REQUIREMENTS
Write out all the lines again, precisely as they stand, but without the images.

SUPPLIED ENTRIES
* BEGIN *

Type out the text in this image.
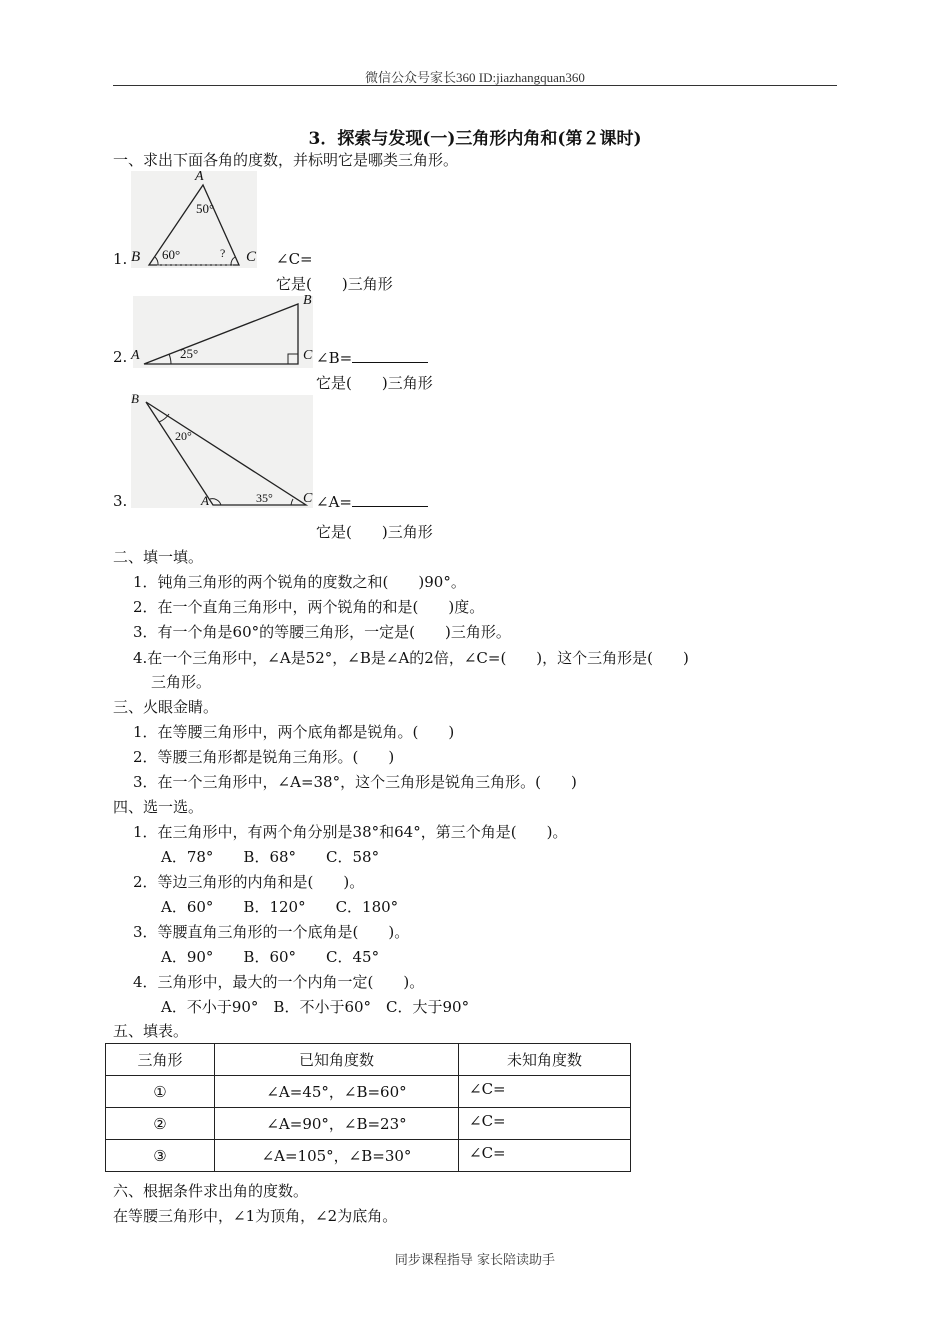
微信公众号家长360 ID:jiazhangquan360
3．探索与发现(一)三角形内角和(第２课时)
一、求出下面各角的度数，并标明它是哪类三角形。
A
50°
60°	?
1. B	C ∠C=
它是(　　)三角形
B
25°
2. A	C ∠B=
它是(　　)三角形
B
20°
35°
A
3.	C ∠A=
它是(　　)三角形
二、填一填。
1．钝角三角形的两个锐角的度数之和(　　)90°。
2．在一个直角三角形中，两个锐角的和是(　　)度。
3．有一个角是60°的等腰三角形，一定是(　　)三角形。
4.在一个三角形中，∠A是52°，∠B是∠A的2倍，∠C=(　　)，这个三角形是(　　)
三角形。
三、火眼金睛。
1．在等腰三角形中，两个底角都是锐角。(　　)
2．等腰三角形都是锐角三角形。(　　)
3．在一个三角形中，∠A=38°，这个三角形是锐角三角形。(　　)
四、选一选。
1．在三角形中，有两个角分别是38°和64°，第三个角是(　　)。
A．78°　　B．68°　　C．58°
2．等边三角形的内角和是(　　)。
A．60°　　B．120°　　C．180°
3．等腰直角三角形的一个底角是(　　)。
A．90°　　B．60°　　C．45°
4．三角形中，最大的一个内角一定(　　)。
A．不小于90°　B．不小于60°　C．大于90°
五、填表。
三角形	已知角度数	未知角度数
①	∠A=45°，∠B=60°	∠C=
②	∠A=90°，∠B=23°	∠C=
③	∠A=105°，∠B=30°	∠C=
六、根据条件求出角的度数。
在等腰三角形中，∠1为顶角，∠2为底角。
同步课程指导 家长陪读助手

* END *

EXERCISE RESULT
Type out the text in this image.
微信公众号家长360 ID:jiazhangquan360
3．探索与发现(一)三角形内角和(第２课时)
一、求出下面各角的度数，并标明它是哪类三角形。
A
50°
60°	?
1. B	C ∠C=
它是(　　)三角形
B
25°
2. A	C ∠B=
它是(　　)三角形
B
20°
35°
A
3.	C ∠A=
它是(　　)三角形
二、填一填。
1．钝角三角形的两个锐角的度数之和(　　)90°。
2．在一个直角三角形中，两个锐角的和是(　　)度。
3．有一个角是60°的等腰三角形，一定是(　　)三角形。
4.在一个三角形中，∠A是52°，∠B是∠A的2倍，∠C=(　　)，这个三角形是(　　)
三角形。
三、火眼金睛。
1．在等腰三角形中，两个底角都是锐角。(　　)
2．等腰三角形都是锐角三角形。(　　)
3．在一个三角形中，∠A=38°，这个三角形是锐角三角形。(　　)
四、选一选。
1．在三角形中，有两个角分别是38°和64°，第三个角是(　　)。
A．78°　　B．68°　　C．58°
2．等边三角形的内角和是(　　)。
A．60°　　B．120°　　C．180°
3．等腰直角三角形的一个底角是(　　)。
A．90°　　B．60°　　C．45°
4．三角形中，最大的一个内角一定(　　)。
A．不小于90°　B．不小于60°　C．大于90°
五、填表。
三角形	已知角度数	未知角度数
①	∠A=45°，∠B=60°	∠C=
②	∠A=90°，∠B=23°	∠C=
③	∠A=105°，∠B=30°	∠C=
六、根据条件求出角的度数。
在等腰三角形中，∠1为顶角，∠2为底角。
同步课程指导 家长陪读助手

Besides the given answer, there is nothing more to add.